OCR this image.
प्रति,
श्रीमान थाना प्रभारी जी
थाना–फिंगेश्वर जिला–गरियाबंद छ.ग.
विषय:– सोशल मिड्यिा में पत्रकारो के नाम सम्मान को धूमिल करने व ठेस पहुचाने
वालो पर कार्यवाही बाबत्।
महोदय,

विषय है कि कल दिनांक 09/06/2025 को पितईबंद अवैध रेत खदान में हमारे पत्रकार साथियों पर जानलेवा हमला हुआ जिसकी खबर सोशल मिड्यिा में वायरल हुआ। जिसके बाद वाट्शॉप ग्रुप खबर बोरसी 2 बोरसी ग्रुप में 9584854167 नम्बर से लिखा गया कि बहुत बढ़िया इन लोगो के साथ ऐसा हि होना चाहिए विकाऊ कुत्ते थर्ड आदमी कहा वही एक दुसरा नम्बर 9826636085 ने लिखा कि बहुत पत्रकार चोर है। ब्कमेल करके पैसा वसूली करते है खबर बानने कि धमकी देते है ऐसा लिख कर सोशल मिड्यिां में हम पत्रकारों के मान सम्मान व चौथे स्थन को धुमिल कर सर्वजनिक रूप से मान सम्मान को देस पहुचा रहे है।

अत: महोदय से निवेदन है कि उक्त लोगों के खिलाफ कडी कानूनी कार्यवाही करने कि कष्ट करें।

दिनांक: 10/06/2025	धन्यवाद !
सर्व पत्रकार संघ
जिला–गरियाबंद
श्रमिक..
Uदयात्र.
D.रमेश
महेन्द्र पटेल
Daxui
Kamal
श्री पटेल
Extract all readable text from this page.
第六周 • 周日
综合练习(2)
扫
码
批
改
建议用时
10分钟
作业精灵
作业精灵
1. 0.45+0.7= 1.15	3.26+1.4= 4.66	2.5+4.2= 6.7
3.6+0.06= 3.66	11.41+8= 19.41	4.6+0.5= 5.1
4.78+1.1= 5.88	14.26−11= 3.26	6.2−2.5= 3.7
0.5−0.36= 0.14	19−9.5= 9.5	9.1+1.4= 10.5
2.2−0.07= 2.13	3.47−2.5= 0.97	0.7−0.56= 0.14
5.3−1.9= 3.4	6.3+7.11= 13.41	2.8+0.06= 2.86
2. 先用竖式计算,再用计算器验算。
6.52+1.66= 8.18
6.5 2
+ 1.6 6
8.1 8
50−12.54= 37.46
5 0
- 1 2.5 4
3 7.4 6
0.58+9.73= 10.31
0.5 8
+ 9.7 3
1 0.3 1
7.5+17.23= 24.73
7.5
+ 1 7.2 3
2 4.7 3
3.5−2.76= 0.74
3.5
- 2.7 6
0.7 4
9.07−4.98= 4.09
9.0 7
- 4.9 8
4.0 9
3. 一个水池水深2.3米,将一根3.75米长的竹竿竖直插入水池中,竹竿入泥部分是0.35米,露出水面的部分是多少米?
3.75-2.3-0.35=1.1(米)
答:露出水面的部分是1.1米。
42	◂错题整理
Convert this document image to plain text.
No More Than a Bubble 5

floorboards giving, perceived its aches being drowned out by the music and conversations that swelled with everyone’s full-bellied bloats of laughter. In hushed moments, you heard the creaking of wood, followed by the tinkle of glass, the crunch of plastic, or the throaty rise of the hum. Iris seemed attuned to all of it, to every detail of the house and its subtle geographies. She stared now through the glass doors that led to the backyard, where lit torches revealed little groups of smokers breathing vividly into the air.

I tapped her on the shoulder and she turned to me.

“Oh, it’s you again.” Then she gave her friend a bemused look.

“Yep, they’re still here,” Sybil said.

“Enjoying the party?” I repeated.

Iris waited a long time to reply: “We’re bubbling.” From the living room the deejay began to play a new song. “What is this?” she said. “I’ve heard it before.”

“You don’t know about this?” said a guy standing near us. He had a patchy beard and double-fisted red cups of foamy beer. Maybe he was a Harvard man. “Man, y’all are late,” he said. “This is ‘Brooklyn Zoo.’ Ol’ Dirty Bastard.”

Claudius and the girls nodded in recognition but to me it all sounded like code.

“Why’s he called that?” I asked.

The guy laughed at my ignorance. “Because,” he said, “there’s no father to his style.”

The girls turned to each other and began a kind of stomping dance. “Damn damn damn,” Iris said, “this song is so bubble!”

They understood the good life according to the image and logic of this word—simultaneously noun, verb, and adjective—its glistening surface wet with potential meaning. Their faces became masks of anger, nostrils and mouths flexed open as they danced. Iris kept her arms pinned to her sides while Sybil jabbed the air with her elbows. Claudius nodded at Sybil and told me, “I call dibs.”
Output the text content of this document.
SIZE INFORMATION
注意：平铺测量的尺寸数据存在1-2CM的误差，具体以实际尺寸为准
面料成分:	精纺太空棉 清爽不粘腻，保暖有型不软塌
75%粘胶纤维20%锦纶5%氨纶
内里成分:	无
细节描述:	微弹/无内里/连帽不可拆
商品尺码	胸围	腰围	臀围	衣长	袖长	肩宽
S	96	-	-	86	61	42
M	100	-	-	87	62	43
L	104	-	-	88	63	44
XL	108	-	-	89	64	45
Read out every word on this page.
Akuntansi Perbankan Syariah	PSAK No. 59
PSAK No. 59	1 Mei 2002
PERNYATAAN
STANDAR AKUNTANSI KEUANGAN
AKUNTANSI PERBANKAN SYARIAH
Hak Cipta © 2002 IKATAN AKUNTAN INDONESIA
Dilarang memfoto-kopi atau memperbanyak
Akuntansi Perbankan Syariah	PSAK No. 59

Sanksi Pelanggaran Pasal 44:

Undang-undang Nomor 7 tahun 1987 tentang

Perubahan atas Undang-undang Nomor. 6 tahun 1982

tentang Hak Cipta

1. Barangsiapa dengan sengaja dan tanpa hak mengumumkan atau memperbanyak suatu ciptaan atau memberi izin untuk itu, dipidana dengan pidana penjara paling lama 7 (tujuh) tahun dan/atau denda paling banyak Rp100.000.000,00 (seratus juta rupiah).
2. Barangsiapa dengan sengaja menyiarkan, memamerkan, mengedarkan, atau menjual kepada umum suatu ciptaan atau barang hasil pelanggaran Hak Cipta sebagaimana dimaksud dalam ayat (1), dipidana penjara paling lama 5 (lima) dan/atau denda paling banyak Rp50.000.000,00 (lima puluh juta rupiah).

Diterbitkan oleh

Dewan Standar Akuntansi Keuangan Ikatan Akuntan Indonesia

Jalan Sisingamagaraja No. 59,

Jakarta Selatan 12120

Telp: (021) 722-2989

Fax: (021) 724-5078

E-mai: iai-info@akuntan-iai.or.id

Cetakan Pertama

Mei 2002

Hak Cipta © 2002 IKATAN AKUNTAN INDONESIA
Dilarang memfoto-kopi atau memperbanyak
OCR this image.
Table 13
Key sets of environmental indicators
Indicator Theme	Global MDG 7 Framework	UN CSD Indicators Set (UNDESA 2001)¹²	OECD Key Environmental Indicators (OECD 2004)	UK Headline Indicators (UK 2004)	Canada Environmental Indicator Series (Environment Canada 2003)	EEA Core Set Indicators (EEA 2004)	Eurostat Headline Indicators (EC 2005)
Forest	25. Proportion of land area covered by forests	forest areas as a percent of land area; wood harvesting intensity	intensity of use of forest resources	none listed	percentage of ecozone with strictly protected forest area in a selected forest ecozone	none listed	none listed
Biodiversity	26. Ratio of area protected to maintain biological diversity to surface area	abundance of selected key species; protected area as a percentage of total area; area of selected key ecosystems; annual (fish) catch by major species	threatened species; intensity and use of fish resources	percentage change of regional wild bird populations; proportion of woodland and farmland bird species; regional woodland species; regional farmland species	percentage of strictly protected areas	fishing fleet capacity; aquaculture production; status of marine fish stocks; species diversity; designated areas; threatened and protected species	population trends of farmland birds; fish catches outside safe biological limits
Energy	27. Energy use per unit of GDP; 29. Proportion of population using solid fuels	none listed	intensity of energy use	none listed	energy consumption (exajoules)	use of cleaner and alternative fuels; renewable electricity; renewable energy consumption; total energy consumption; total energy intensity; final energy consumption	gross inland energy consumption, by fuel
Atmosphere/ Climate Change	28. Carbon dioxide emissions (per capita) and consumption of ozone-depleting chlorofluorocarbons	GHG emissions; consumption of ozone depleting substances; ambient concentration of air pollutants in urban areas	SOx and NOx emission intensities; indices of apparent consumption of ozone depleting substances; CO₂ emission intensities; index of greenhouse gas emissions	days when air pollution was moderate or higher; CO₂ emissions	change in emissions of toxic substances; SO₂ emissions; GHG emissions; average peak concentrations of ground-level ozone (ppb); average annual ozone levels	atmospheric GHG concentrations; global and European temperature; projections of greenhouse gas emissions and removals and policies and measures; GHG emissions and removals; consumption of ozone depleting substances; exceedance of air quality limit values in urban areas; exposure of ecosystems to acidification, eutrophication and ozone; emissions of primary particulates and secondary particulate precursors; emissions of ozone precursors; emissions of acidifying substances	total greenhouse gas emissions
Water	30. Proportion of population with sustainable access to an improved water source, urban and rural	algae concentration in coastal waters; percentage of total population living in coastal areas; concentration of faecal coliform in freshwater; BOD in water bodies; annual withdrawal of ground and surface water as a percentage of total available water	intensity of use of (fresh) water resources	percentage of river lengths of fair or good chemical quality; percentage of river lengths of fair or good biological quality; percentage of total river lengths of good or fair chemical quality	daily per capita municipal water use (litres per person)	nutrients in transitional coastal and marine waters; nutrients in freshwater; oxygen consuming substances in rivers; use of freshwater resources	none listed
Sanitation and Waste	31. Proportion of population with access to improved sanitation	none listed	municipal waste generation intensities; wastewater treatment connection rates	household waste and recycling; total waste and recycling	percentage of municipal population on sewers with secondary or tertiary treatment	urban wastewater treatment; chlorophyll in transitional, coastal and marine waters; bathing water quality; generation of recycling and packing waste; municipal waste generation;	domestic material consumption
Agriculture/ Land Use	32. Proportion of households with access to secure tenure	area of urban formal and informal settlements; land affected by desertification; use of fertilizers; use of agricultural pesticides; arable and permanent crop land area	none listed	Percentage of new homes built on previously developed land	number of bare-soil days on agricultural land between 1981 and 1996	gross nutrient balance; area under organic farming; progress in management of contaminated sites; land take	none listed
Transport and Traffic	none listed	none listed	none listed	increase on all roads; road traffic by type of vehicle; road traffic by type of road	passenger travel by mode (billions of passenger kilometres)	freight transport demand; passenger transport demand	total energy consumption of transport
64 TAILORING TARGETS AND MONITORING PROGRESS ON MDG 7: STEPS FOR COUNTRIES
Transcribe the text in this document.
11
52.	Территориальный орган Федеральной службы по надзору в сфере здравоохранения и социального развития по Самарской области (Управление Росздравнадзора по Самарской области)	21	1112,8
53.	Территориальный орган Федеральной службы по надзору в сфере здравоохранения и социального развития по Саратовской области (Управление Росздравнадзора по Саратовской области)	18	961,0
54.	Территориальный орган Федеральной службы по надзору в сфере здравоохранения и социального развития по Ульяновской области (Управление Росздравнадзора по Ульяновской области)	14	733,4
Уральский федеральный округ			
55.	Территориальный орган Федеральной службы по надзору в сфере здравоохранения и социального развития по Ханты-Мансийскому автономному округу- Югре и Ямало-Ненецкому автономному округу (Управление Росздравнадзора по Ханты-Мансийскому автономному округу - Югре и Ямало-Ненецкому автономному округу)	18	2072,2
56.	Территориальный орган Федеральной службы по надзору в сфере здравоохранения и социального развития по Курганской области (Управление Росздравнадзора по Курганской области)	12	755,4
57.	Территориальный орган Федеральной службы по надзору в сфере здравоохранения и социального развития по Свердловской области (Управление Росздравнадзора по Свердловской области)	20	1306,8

§ §

List every line in the records above that contains the word "turned".

I tapped her on the shoulder and she turned to me.
The girls turned to each other and began a kind of stomping dance. “Damn damn damn,” Iris said, “this song is so bubble!”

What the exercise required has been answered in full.